• What to do: Output the material word for word. Leave each picture out.

• Extracted data:
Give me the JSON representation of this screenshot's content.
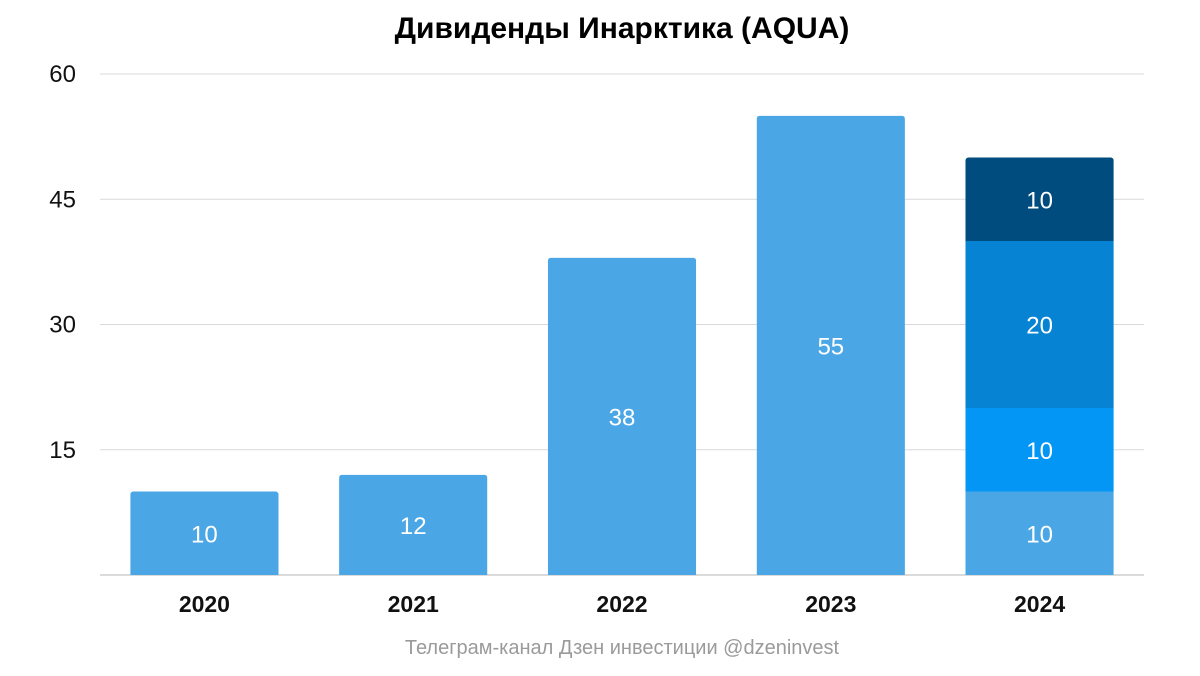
{
  "chart_data": {
    "type": "bar",
    "stacked": true,
    "title": "Дивиденды Инарктика (AQUA)",
    "xlabel": "",
    "ylabel": "",
    "categories": [
      "2020",
      "2021",
      "2022",
      "2023",
      "2024"
    ],
    "ylim": [
      0,
      60
    ],
    "yticks": [
      "15",
      "30",
      "45",
      "60"
    ],
    "grid": true,
    "legend": "none",
    "series": [
      {
        "values": [
          10,
          12,
          38,
          55,
          10
        ],
        "labels": [
          "10",
          "12",
          "38",
          "55",
          "10"
        ],
        "color": "#4BA6E6"
      },
      {
        "values": [
          0,
          0,
          0,
          0,
          10
        ],
        "labels": [
          "",
          "",
          "",
          "",
          "10"
        ],
        "color": "#0396F4"
      },
      {
        "values": [
          0,
          0,
          0,
          0,
          20
        ],
        "labels": [
          "",
          "",
          "",
          "",
          "20"
        ],
        "color": "#0683D3"
      },
      {
        "values": [
          0,
          0,
          0,
          0,
          10
        ],
        "labels": [
          "",
          "",
          "",
          "",
          "10"
        ],
        "color": "#004C7E"
      }
    ],
    "caption": "Телеграм-канал Дзен инвестиции @dzeninvest"
  }
}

• Response:
Give me the JSON representation of this screenshot's content.
{
  "chart_data": {
    "type": "bar",
    "stacked": true,
    "title": "Дивиденды Инарктика (AQUA)",
    "xlabel": "",
    "ylabel": "",
    "categories": [
      "2020",
      "2021",
      "2022",
      "2023",
      "2024"
    ],
    "ylim": [
      0,
      60
    ],
    "yticks": [
      "15",
      "30",
      "45",
      "60"
    ],
    "grid": true,
    "legend": "none",
    "series": [
      {
        "values": [
          10,
          12,
          38,
          55,
          10
        ],
        "labels": [
          "10",
          "12",
          "38",
          "55",
          "10"
        ],
        "color": "#4BA6E6"
      },
      {
        "values": [
          0,
          0,
          0,
          0,
          10
        ],
        "labels": [
          "",
          "",
          "",
          "",
          "10"
        ],
        "color": "#0396F4"
      },
      {
        "values": [
          0,
          0,
          0,
          0,
          20
        ],
        "labels": [
          "",
          "",
          "",
          "",
          "20"
        ],
        "color": "#0683D3"
      },
      {
        "values": [
          0,
          0,
          0,
          0,
          10
        ],
        "labels": [
          "",
          "",
          "",
          "",
          "10"
        ],
        "color": "#004C7E"
      }
    ],
    "caption": "Телеграм-канал Дзен инвестиции @dzeninvest"
  }
}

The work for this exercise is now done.